**PROBLEM TO SOLVE**
Return all of the data exactly as written, without the pictures.

**ENTRIES SHOWN**
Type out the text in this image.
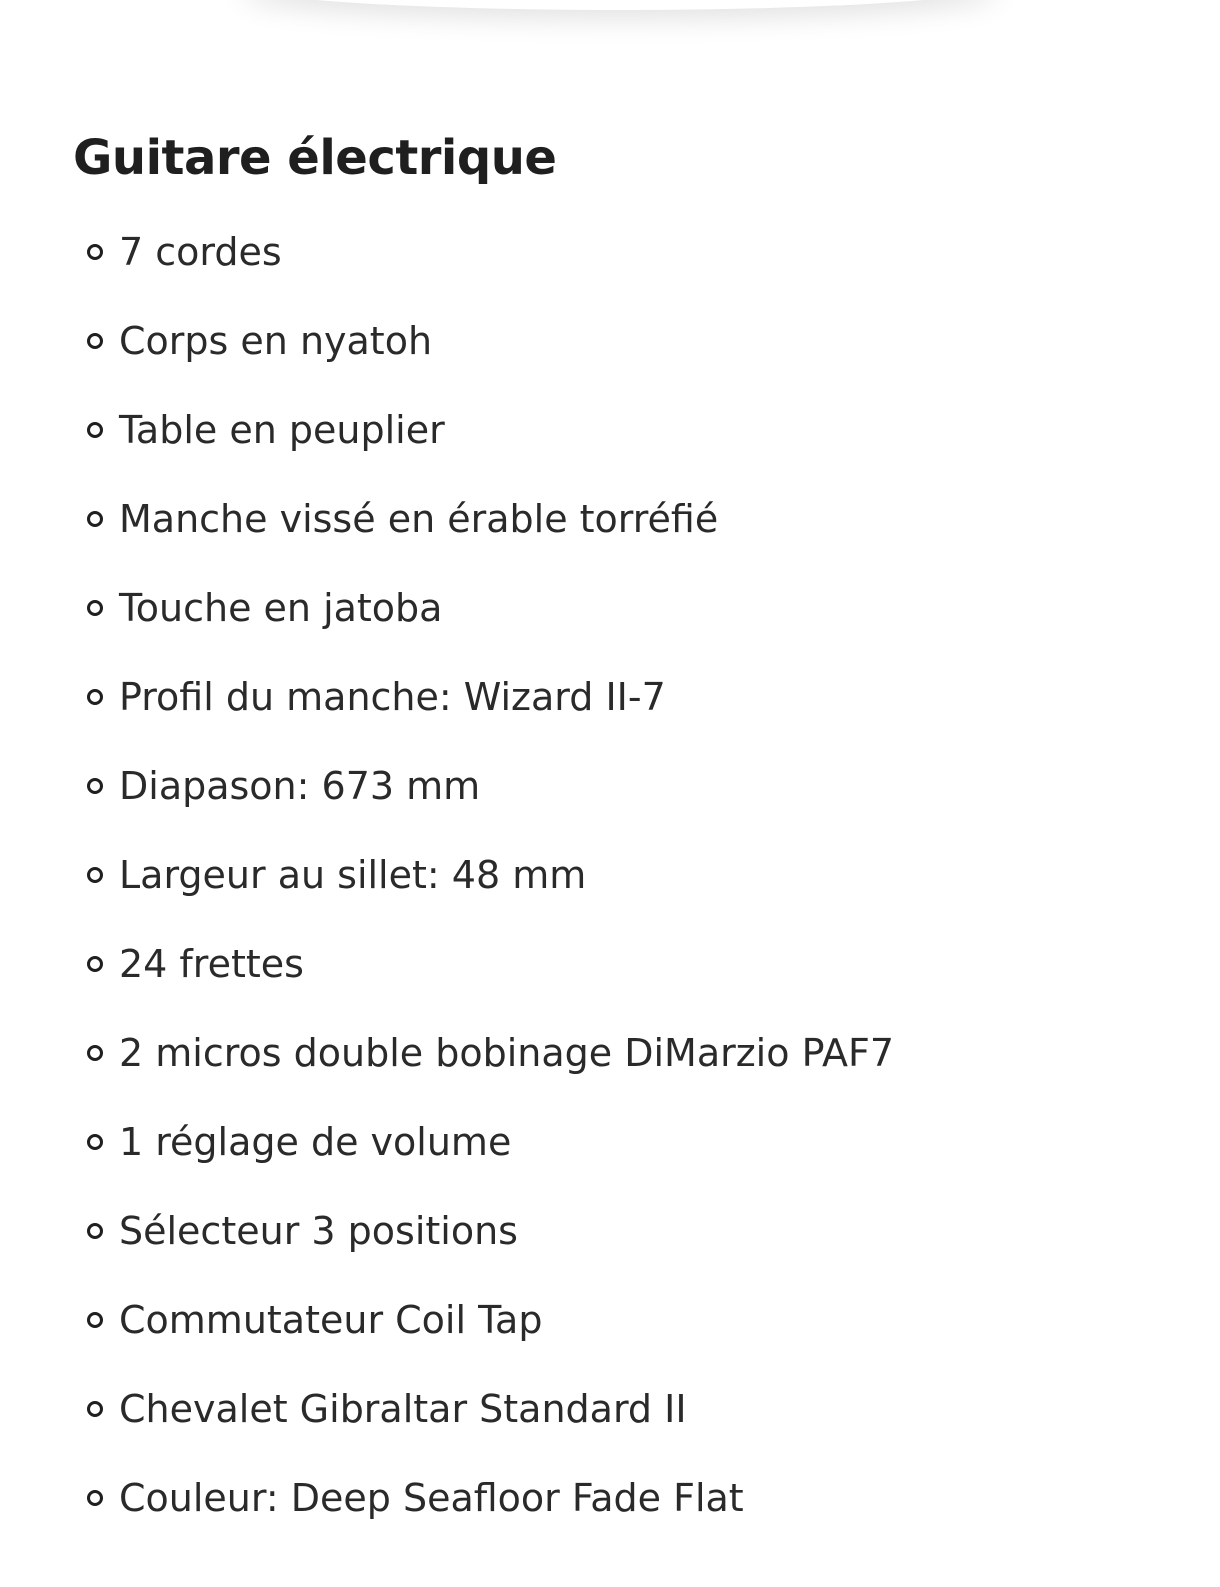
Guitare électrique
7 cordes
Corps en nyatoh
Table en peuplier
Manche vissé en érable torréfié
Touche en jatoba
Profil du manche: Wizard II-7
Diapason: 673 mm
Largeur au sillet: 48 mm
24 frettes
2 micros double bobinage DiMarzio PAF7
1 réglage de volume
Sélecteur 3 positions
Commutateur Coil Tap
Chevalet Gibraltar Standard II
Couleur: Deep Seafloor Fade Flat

**WRITTEN SOLUTION**
Type out the text in this image.
Guitare électrique
7 cordes
Corps en nyatoh
Table en peuplier
Manche vissé en érable torréfié
Touche en jatoba
Profil du manche: Wizard II-7
Diapason: 673 mm
Largeur au sillet: 48 mm
24 frettes
2 micros double bobinage DiMarzio PAF7
1 réglage de volume
Sélecteur 3 positions
Commutateur Coil Tap
Chevalet Gibraltar Standard II
Couleur: Deep Seafloor Fade Flat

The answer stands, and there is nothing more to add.